[Data records]
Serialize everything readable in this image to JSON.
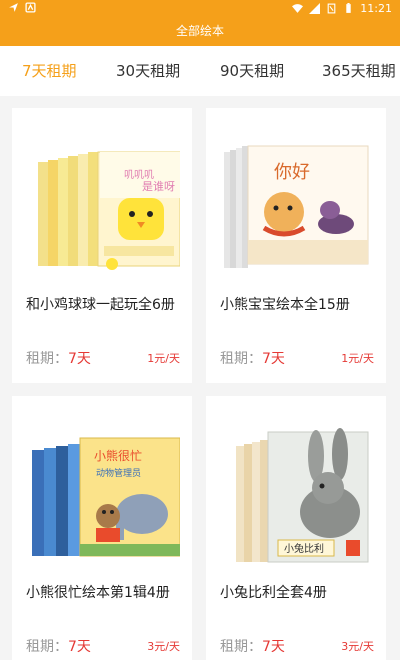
{
  "status_bar": {
    "time": "11:21"
  },
  "header": {
    "title": "全部绘本"
  },
  "tabs": [
    {
      "label": "7天租期",
      "active": true
    },
    {
      "label": "30天租期",
      "active": false
    },
    {
      "label": "90天租期",
      "active": false
    },
    {
      "label": "365天租期",
      "active": false
    }
  ],
  "rent_label": "租期：",
  "books": [
    {
      "name": "和小鸡球球一起玩全6册",
      "days": "7天",
      "price": "1元/天",
      "cover_text": "叽叽叽，是谁呀？"
    },
    {
      "name": "小熊宝宝绘本全15册",
      "days": "7天",
      "price": "1元/天",
      "cover_text": "你好"
    },
    {
      "name": "小熊很忙绘本第1辑4册",
      "days": "7天",
      "price": "3元/天",
      "cover_text": "小熊很忙 动物管理员"
    },
    {
      "name": "小兔比利全套4册",
      "days": "7天",
      "price": "3元/天",
      "cover_text": "小兔比利"
    }
  ],
  "colors": {
    "accent": "#f5a01a",
    "price": "#e53935"
  }
}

▶ **WHAT IS BEING ASKED**
Working from the material above, transcribe it exactly while omitting pictures.

▶ **WRITTEN ANSWER**
Serialize everything readable in this image to JSON.
{
  "status_bar": {
    "time": "11:21"
  },
  "header": {
    "title": "全部绘本"
  },
  "tabs": [
    {
      "label": "7天租期",
      "active": true
    },
    {
      "label": "30天租期",
      "active": false
    },
    {
      "label": "90天租期",
      "active": false
    },
    {
      "label": "365天租期",
      "active": false
    }
  ],
  "rent_label": "租期：",
  "books": [
    {
      "name": "和小鸡球球一起玩全6册",
      "days": "7天",
      "price": "1元/天",
      "cover_text": "叽叽叽，是谁呀？"
    },
    {
      "name": "小熊宝宝绘本全15册",
      "days": "7天",
      "price": "1元/天",
      "cover_text": "你好"
    },
    {
      "name": "小熊很忙绘本第1辑4册",
      "days": "7天",
      "price": "3元/天",
      "cover_text": "小熊很忙 动物管理员"
    },
    {
      "name": "小兔比利全套4册",
      "days": "7天",
      "price": "3元/天",
      "cover_text": "小兔比利"
    }
  ],
  "colors": {
    "accent": "#f5a01a",
    "price": "#e53935"
  }
}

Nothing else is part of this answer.